:: Extracted text ::

▼

0

I am new to the Apache Flink Api and I am trying to understand the different windows it offers.

I have a stream of events such as:

    device_id,trigger_id,event_time,messageId
    1,START,1520433909396,1
    1,TRACKING,1520433914398,2
    1,TRACKING,1520433919398,3
    1,STOP,1520433924398,4
    1,START,1520433929398,5
    1,TRACKING,1520433934399,6
    1,TRACKING,1520433939399,7
    1,TRACKING,1520433944399,8
    1,STOP,1520433949399,9

Where trigger_id can be an indicator such as: start,tracking,stop

What I would like to do is based on device_id group all incoming events and define a window based on the trigger_id. I.e group all events from start until stop and then do some calculations such as: average,max etc.

This could be defined as GlobalWindow and a Custom Trigger based on the trigger_id and use a Custom Evictor to evict the list of Events each time a stop trigger is reach.

Another option could be to use Flink CEP . I have defined the following pattern

DataStream<String> input = env.readTextFile("events.csv");

    // create event stream
    DataStream<Event> events = input.map(new LineToEvent());
    DataStream<Event> waterMarkedStreams = events.assignTimestampsAndWatermarks(new EventAssigner());

    Pattern<Event, Event> tripPattern =
            Pattern.<Event>begin("start",  AfterMatchSkipStrategy.noSkip())
                    .where(START_CONDITION)
                    .followedBy("middle").where(MIDDLE_CONDITION).oneOrMore()
                    .followedBy("end").where(END_CONDITION);
    PatternStream<Event> patternStream = CEP.pattern(waterMarkedStreams, tripPattern);

    DataStream<String> result = patternStream.select(
            new PatternSelectFunction<Event, String>() {
                @Override
                public String select(Map<String, List<Event>> pattern) throws Exception {

                    StringBuilder builder = new StringBuilder();
                    builder.append(pattern.get("start").get(0).getMessageId()).append(",");
                    List<Event> vals = pattern.get("middle");
                    for (Event e: vals) {
                        builder .append(e.getMessageId()).append(",");
                    }
                    builder.append(pattern.get("end").get(0).getMessageId()).append(",");
                    return builder.toString();
                }
            });

    result.print();

Where all conditions are static inner classes implementing SimpleCondition

However the pattern matches alll possible solution on the stream of events as so...

▲

:: Stated exercise A ::
Answer these questions about the Flink windowing question:
(i) What values can trigger_id take?
(ii) Which file does the code read its input from?
(iii) What do all the conditions implement as static inner classes?
:: Stated exercise B ::
Supply what comes next in the Flink windowing question, picking up after its last sentence.
The data that comes next has no role in this work.

Box coordinate listings:
▼

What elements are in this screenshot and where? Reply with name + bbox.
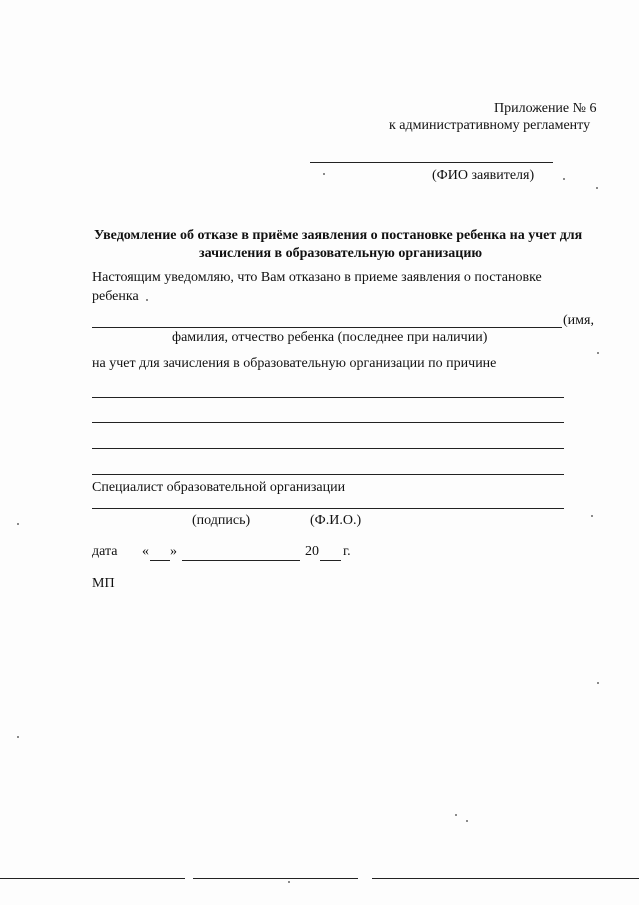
reason-line-2 bbox=[92, 422, 564, 423]
scan-speck bbox=[323, 173, 325, 175]
appendix-number: Приложение № 6 bbox=[494, 101, 597, 116]
date-label: дата bbox=[92, 544, 118, 559]
scan-bottom-edge bbox=[0, 878, 185, 879]
scan-speck bbox=[17, 523, 19, 525]
scan-speck bbox=[146, 299, 148, 301]
scan-speck bbox=[466, 820, 468, 822]
scan-speck bbox=[591, 515, 593, 517]
date-year-line bbox=[320, 560, 341, 561]
date-open-quote: « bbox=[142, 544, 149, 559]
scan-speck bbox=[455, 814, 457, 816]
intro-text-line-1: Настоящим уведомляю, что Вам отказано в приеме заявления о постановке bbox=[92, 270, 542, 285]
date-month-line bbox=[182, 560, 300, 561]
reason-line-1 bbox=[92, 397, 564, 398]
signature-caption: (подпись) bbox=[192, 513, 251, 528]
date-year-suffix: г. bbox=[343, 544, 351, 559]
date-day-line bbox=[150, 560, 170, 561]
scan-speck bbox=[563, 178, 565, 180]
scan-bottom-edge bbox=[193, 878, 358, 879]
scan-speck bbox=[17, 736, 19, 738]
signature-line bbox=[92, 508, 564, 509]
reason-text: на учет для зачисления в образовательную организации по причине bbox=[92, 356, 497, 371]
scan-bottom-edge bbox=[372, 878, 639, 879]
child-name-line bbox=[92, 327, 562, 328]
applicant-name-caption: (ФИО заявителя) bbox=[432, 168, 535, 183]
regulation-reference: к административному регламенту bbox=[389, 118, 591, 133]
scan-speck bbox=[597, 682, 599, 684]
date-year-prefix: 20 bbox=[305, 544, 319, 559]
intro-text-line-2: ребенка bbox=[92, 289, 139, 304]
scan-speck bbox=[597, 352, 599, 354]
reason-line-4 bbox=[92, 474, 564, 475]
date-close-quote: » bbox=[170, 544, 177, 559]
applicant-name-line bbox=[310, 162, 553, 163]
notice-title-line-2: зачисления в образовательную организацию bbox=[199, 246, 483, 261]
fio-caption: (Ф.И.О.) bbox=[310, 513, 362, 528]
stamp-label: МП bbox=[92, 576, 115, 591]
scan-speck bbox=[288, 881, 290, 883]
notice-title-line-1: Уведомление об отказе в приёме заявления о постановке ребенка на учет для bbox=[94, 228, 583, 243]
specialist-label: Специалист образовательной организации bbox=[92, 480, 346, 495]
child-name-caption: фамилия, отчество ребенка (последнее при наличии) bbox=[172, 330, 488, 345]
scan-speck bbox=[596, 187, 598, 189]
reason-line-3 bbox=[92, 448, 564, 449]
child-name-suffix: (имя, bbox=[563, 313, 594, 328]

▲

:: Expected output A ::
(i) start, tracking, stop
(ii) events.csv
(iii) SimpleCondition

:: Expected output B ::
    1> 1,2,3,4,
    1> 1,2,3,6,9,
    2> 1,2,4,
    2> 5,6,7,8,9,
    3> 1,2,3,6,7,8,9,
    3> 5,6,7,9,
    4> 1,2,3,6,7,9,
    4> 5,6,9,

Does pattern have a notion of Evictor? How can you keep only the specific set of events. i.e.

1,2,3,4,
5,6,7,8,9,
  • The example at http://training.data-artisans.com/exercises/carSegments.html is fairly similar. – David Anderson Mar 01 '18 at 10:47
  • thanks for the tip will look into it –  Mar 01 '18 at 12:39
  • I have looked at the example. And created a custom trigger which seems to work. I also looked at Flink CEP and wondered if i could do something similar. I have updated my question –  Mar 07 '18 at 13:34

1 Answers1

0

Yes, you should be able to do this with CEP. You need to do more than just define the pattern, you also have to apply the pattern to the stream, and then select the matching sequences and use those to emit some results. There's a fairly complete example in the documentation.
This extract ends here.